Exercise: Go through the records underneath and count the lines that include the string "спектаклем". Give nothing but the number.

________________

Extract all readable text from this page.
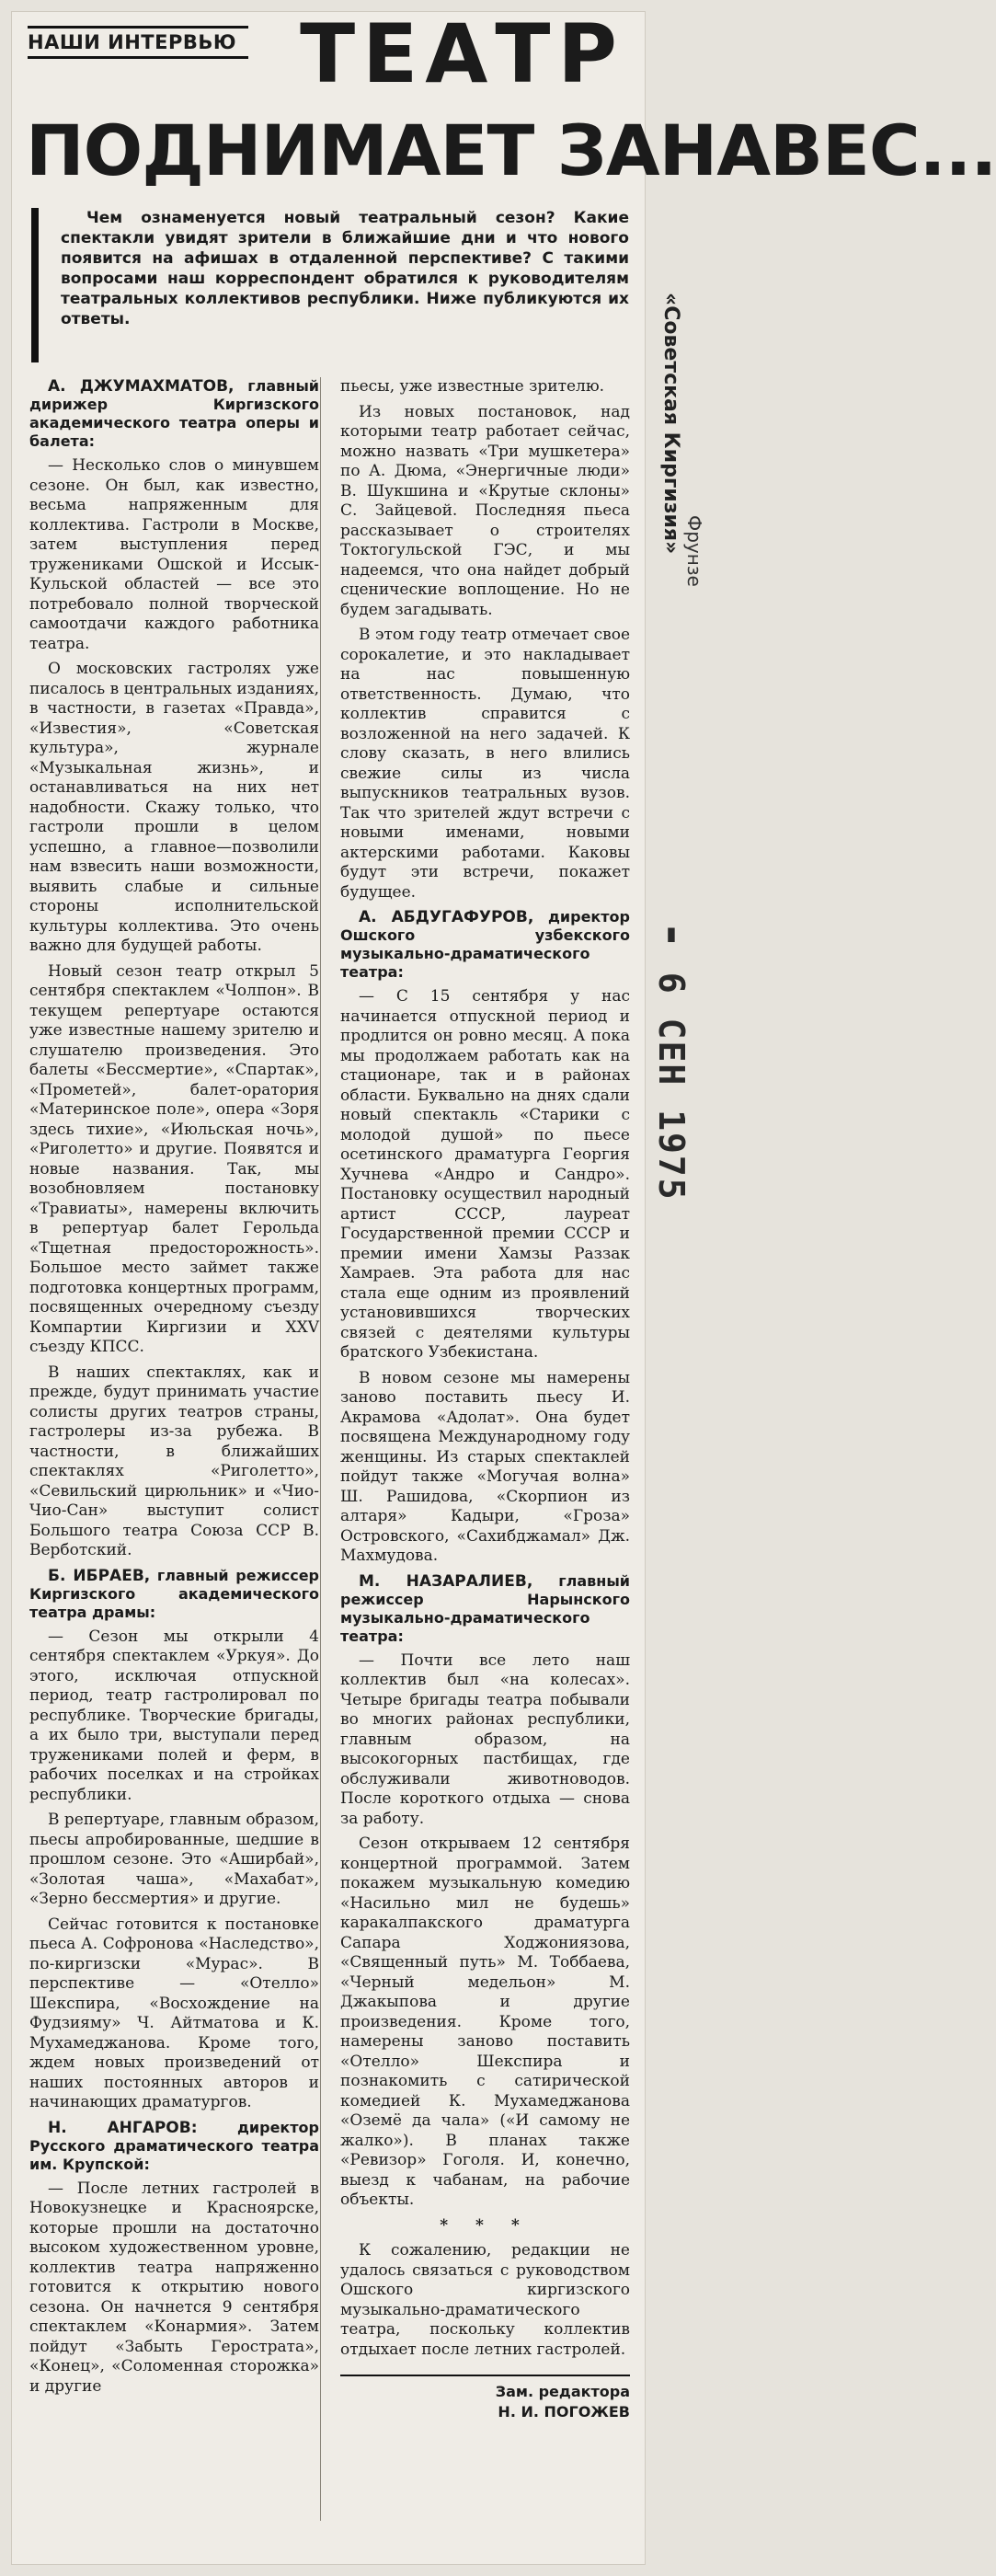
НАШИ ИНТЕРВЬЮ ТЕАТР
ПОДНИМАЕТ ЗАНАВЕС...

Чем ознаменуется новый театральный сезон? Какие спектакли увидят зрители в ближайшие дни и что нового появится на афишах в отдаленной перспективе? С такими вопросами наш корреспондент обратился к руководителям театральных коллективов республики. Ниже публикуются их ответы.

А. ДЖУМАХМАТОВ, главный дирижер Киргизского академического театра оперы и балета:

— Несколько слов о минувшем сезоне. Он был, как известно, весьма напряженным для коллектива. Гастроли в Москве, затем выступления перед тружениками Ошской и Иссык-Кульской областей — все это потребовало полной творческой самоотдачи каждого работника театра.

О московских гастролях уже писалось в центральных изданиях, в частности, в газетах «Правда», «Известия», «Советская культура», журнале «Музыкальная жизнь», и останавливаться на них нет надобности. Скажу только, что гастроли прошли в целом успешно, а главное—позволили нам взвесить наши возможности, выявить слабые и сильные стороны исполнительской культуры коллектива. Это очень важно для будущей работы.

Новый сезон театр открыл 5 сентября спектаклем «Чолпон». В текущем репертуаре остаются уже известные нашему зрителю и слушателю произведения. Это балеты «Бессмертие», «Спартак», «Прометей», балет-оратория «Материнское поле», опера «Зоря здесь тихие», «Июльская ночь», «Риголетто» и другие. Появятся и новые названия. Так, мы возобновляем постановку «Травиаты», намерены включить в репертуар балет Герольда «Тщетная предосторожность». Большое место займет также подготовка концертных программ, посвященных очередному съезду Компартии Киргизии и XXV съезду КПСС.

В наших спектаклях, как и прежде, будут принимать участие солисты других театров страны, гастролеры из-за рубежа. В частности, в ближайших спектаклях «Риголетто», «Севильский цирюльник» и «Чио-Чио-Сан» выступит солист Большого театра Союза ССР В. Верботский.

Б. ИБРАЕВ, главный режиссер Киргизского академического театра драмы:

— Сезон мы открыли 4 сентября спектаклем «Уркуя». До этого, исключая отпускной период, театр гастролировал по республике. Творческие бригады, а их было три, выступали перед тружениками полей и ферм, в рабочих поселках и на стройках республики.

В репертуаре, главным образом, пьесы апробированные, шедшие в прошлом сезоне. Это «Аширбай», «Золотая чаша», «Махабат», «Зерно бессмертия» и другие.

Сейчас готовится к постановке пьеса А. Софронова «Наследство», по-киргизски «Мурас». В перспективе — «Отелло» Шекспира, «Восхождение на Фудзияму» Ч. Айтматова и К. Мухамеджанова. Кроме того, ждем новых произведений от наших постоянных авторов и начинающих драматургов.

Н. АНГАРОВ:	директор Русского драматического театра им. Крупской:

— После летних гастролей в Новокузнецке и Красноярске, которые прошли на достаточно высоком художественном уровне, коллектив театра напряженно готовится к открытию нового сезона. Он начнется 9 сентября спектаклем «Конармия». Затем пойдут «Забыть Герострата», «Конец», «Соломенная сторожка» и другие

пьесы, уже известные зрителю.

Из новых постановок, над которыми театр работает сейчас, можно назвать «Три мушкетера» по А. Дюма, «Энергичные люди» В. Шукшина и «Крутые склоны» С. Зайцевой. Последняя пьеса рассказывает о строителях Токтогульской ГЭС, и мы надеемся, что она найдет добрый сценические воплощение. Но не будем загадывать.

В этом году театр отмечает свое сорокалетие, и это накладывает на нас повышенную ответственность. Думаю, что коллектив справится с возложенной на него задачей. К слову сказать, в него влились свежие силы из числа выпускников театральных вузов. Так что зрителей ждут встречи с новыми именами, новыми актерскими работами. Каковы будут эти встречи, покажет будущее.

А. АБДУГАФУРОВ, директор Ошского узбекского музыкально-драматического театра:

— С 15 сентября у нас начинается отпускной период и продлится он ровно месяц. А пока мы продолжаем работать как на стационаре, так и в районах области. Буквально на днях сдали новый спектакль «Старики с молодой душой» по пьесе осетинского драматурга Георгия Хучнева «Андро и Сандро». Постановку осуществил народный артист СССР, лауреат Государственной премии СССР и премии имени Хамзы Раззак Хамраев. Эта работа для нас стала еще одним из проявлений установившихся творческих связей с деятелями культуры братского Узбекистана.

В новом сезоне мы намерены заново поставить пьесу И. Акрамова «Адолат». Она будет посвящена Международному году женщины. Из старых спектаклей пойдут также «Могучая волна» Ш. Рашидова, «Скорпион из алтаря» Кадыри, «Гроза» Островского, «Сахибджамал» Дж. Махмудова.

М. НАЗАРАЛИЕВ, главный режиссер Нарынского музыкально-драматического театра:

— Почти все лето наш коллектив был «на колесах». Четыре бригады театра побывали во многих районах республики, главным образом, на высокогорных пастбищах, где обслуживали животноводов. После короткого отдыха — снова за работу.

Сезон открываем 12 сентября концертной программой. Затем покажем музыкальную комедию «Насильно мил не будешь» каракалпакского драматурга Сапара Ходжониязова, «Священный путь» М. Тоббаева, «Черный медельон» М. Джакыпова и другие произведения. Кроме того, намерены заново поставить «Отелло» Шекспира и познакомить с сатирической комедией К. Мухамеджанова «Оземё да чала» («И самому не жалко»). В планах также «Ревизор» Гоголя. И, конечно, выезд к чабанам, на рабочие объекты.

* * *

К сожалению, редакции не удалось связаться с руководством Ошского киргизского музыкально-драматического театра, поскольку коллектив отдыхает после летних гастролей.

Зам. редактора
Н. И. ПОГОЖЕВ
«Советская Киргизия» Фрунзе
▮ 6 СЕН 1975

________________

Solution to the problem: 3